— start —

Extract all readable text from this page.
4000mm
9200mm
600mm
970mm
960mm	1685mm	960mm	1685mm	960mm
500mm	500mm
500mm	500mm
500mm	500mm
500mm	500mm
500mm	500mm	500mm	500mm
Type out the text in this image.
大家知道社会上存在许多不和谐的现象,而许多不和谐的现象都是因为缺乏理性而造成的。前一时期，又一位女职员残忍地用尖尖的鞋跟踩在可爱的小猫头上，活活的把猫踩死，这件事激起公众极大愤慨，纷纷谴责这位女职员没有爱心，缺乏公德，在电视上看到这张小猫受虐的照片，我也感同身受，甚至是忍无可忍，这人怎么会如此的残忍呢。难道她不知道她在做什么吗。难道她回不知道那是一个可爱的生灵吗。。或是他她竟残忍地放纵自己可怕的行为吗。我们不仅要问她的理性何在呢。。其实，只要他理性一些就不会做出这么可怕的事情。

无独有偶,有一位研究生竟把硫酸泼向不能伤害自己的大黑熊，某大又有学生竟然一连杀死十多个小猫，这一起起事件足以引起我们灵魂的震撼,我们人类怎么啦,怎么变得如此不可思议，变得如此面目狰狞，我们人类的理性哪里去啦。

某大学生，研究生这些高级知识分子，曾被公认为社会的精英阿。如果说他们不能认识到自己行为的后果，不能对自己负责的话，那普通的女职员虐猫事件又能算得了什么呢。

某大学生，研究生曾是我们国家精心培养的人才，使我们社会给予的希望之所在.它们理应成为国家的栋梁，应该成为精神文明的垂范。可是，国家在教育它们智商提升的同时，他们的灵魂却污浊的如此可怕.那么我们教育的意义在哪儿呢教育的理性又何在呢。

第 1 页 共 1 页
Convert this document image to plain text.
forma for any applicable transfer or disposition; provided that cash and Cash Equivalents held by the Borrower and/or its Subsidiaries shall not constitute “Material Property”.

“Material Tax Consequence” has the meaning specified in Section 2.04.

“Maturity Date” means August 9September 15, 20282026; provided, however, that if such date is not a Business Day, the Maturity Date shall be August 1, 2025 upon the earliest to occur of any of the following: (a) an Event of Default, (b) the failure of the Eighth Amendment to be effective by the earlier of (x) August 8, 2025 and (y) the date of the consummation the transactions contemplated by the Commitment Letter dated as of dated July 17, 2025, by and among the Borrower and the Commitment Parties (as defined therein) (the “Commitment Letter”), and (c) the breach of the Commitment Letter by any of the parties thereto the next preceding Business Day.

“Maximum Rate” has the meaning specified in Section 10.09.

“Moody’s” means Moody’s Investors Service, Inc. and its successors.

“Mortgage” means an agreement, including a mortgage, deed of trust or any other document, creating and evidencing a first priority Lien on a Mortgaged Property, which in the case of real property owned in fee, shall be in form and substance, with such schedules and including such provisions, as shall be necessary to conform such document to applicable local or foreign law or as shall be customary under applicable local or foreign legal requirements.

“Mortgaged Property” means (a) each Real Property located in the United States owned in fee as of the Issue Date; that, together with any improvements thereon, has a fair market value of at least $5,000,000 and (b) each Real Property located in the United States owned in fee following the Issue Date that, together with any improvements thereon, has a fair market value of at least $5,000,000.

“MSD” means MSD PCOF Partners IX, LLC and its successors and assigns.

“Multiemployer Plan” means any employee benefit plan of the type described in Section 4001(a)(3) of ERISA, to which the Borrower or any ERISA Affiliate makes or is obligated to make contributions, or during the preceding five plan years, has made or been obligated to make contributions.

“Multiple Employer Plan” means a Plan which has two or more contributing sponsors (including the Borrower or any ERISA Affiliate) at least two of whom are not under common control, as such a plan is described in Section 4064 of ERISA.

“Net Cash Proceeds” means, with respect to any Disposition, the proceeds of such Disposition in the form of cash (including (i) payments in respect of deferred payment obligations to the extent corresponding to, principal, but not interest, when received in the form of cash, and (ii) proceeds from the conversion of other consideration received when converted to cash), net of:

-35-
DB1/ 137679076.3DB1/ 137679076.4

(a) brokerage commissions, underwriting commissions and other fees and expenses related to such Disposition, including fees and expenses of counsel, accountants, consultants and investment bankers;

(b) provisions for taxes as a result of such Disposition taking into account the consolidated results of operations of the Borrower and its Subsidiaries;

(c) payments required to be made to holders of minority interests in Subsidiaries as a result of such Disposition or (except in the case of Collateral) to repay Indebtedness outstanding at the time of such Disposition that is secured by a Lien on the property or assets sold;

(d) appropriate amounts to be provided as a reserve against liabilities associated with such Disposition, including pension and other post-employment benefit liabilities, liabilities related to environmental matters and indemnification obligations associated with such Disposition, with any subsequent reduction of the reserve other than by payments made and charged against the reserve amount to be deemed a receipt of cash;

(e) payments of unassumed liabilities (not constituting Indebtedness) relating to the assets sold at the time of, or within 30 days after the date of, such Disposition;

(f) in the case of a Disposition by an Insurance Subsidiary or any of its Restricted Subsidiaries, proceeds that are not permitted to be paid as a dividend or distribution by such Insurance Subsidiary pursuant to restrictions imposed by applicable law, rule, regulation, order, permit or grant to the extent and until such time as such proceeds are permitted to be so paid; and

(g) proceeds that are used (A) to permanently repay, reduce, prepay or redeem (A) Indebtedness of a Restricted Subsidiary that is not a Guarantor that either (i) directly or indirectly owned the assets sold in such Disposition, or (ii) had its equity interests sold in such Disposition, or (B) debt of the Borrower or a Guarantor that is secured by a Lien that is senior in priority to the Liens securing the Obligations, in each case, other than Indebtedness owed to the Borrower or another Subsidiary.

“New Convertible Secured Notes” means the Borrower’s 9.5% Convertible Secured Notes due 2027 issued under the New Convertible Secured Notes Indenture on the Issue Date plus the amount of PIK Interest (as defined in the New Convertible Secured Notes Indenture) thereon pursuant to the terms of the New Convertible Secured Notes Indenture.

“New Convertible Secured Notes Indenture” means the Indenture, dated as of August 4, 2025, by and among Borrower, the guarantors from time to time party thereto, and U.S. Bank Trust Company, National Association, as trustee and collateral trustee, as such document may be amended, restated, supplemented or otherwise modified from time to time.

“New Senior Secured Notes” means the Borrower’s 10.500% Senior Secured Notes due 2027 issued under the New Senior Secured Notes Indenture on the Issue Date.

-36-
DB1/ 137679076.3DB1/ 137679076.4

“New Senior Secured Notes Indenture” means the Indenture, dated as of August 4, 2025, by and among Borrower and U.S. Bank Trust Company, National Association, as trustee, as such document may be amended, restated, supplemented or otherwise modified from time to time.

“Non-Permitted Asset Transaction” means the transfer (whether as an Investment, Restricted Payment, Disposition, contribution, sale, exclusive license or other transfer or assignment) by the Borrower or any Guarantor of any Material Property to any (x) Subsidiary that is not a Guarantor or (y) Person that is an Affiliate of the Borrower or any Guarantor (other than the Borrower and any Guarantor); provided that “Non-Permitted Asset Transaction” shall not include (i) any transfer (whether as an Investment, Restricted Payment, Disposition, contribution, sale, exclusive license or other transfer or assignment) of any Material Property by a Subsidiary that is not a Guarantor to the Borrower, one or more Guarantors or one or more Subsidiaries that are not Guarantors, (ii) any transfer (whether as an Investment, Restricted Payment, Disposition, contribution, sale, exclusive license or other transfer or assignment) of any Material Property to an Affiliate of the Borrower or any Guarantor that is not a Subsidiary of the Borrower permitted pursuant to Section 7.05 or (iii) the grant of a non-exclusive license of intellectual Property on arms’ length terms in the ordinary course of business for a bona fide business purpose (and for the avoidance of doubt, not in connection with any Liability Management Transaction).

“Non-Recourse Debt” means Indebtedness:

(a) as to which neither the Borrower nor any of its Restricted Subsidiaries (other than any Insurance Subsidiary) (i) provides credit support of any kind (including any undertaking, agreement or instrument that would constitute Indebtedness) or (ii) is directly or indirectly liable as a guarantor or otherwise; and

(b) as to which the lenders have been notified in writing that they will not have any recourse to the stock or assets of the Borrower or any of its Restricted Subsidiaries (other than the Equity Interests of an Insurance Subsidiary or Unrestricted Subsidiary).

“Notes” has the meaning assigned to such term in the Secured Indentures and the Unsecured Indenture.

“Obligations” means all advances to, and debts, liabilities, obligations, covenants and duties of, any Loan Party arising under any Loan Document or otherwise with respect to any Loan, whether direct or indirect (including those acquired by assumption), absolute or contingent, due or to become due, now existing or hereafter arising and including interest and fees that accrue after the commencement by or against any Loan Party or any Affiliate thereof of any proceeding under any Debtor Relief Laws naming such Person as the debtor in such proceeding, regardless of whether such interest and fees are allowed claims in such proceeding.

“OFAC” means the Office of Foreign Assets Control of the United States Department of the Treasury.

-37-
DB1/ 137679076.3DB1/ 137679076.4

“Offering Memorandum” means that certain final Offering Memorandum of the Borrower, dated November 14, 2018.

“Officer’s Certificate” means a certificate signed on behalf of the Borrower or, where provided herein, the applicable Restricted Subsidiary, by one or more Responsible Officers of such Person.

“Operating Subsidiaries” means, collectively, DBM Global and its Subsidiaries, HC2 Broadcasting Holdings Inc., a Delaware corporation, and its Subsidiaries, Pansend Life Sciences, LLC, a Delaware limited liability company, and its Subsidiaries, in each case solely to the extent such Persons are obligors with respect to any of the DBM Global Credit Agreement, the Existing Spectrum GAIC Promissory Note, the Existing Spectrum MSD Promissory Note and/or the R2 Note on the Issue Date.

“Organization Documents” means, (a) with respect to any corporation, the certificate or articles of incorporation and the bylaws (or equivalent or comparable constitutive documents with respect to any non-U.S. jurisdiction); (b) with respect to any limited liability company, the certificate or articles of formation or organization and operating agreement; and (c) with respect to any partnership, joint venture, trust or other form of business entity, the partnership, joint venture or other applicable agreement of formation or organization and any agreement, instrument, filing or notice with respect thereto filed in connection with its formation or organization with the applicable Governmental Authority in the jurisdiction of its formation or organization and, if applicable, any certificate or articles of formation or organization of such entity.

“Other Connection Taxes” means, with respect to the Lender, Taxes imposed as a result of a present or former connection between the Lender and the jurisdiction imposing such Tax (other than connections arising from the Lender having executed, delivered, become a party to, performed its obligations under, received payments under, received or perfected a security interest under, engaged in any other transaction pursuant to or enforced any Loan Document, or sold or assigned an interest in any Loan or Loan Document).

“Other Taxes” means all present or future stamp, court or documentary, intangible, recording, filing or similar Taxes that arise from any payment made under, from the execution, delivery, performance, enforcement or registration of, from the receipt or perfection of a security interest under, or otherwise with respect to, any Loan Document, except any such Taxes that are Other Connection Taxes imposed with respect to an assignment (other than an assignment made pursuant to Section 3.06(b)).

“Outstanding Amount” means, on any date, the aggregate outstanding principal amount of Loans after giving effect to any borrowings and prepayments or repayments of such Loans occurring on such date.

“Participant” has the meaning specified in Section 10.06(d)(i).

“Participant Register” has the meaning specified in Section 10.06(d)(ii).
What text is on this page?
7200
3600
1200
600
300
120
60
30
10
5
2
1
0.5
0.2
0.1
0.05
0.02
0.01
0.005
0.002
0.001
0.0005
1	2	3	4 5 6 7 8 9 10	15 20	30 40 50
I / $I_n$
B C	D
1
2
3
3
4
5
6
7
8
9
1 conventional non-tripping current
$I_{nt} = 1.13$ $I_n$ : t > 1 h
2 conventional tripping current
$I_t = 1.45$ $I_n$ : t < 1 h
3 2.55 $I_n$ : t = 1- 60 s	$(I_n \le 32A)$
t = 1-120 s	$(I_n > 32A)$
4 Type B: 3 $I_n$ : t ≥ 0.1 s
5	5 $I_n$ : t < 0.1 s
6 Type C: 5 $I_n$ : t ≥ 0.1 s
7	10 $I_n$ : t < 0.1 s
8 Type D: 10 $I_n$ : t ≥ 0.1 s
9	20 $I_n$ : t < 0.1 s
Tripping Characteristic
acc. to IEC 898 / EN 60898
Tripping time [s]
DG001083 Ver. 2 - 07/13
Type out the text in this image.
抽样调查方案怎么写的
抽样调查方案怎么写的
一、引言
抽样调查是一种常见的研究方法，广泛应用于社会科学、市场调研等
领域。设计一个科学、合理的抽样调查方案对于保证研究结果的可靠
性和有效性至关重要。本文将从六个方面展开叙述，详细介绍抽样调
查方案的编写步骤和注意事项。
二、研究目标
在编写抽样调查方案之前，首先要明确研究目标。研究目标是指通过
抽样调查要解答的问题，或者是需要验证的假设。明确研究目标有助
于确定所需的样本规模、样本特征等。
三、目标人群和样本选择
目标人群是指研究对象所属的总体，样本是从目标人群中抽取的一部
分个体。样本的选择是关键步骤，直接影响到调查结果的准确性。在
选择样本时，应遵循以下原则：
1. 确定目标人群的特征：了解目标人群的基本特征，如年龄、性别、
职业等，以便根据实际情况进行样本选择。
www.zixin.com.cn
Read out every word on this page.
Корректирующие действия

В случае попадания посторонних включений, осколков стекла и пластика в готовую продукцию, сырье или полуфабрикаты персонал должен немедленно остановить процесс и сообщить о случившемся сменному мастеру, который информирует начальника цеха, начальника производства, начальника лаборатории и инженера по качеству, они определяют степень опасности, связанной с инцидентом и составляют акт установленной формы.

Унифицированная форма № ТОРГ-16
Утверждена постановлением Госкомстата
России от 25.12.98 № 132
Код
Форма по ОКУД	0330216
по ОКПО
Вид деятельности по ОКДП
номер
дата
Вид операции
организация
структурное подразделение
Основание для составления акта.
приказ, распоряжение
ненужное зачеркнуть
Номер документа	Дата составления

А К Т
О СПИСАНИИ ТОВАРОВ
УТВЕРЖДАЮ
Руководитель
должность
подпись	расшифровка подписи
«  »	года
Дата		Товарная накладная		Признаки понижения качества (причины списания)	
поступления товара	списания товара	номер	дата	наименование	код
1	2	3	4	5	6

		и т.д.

— end —

* INSTRUCTION *
Of the lines in the material above, state how many contain the string "receipt"; give no other text.

* TASK OUTPUT *
2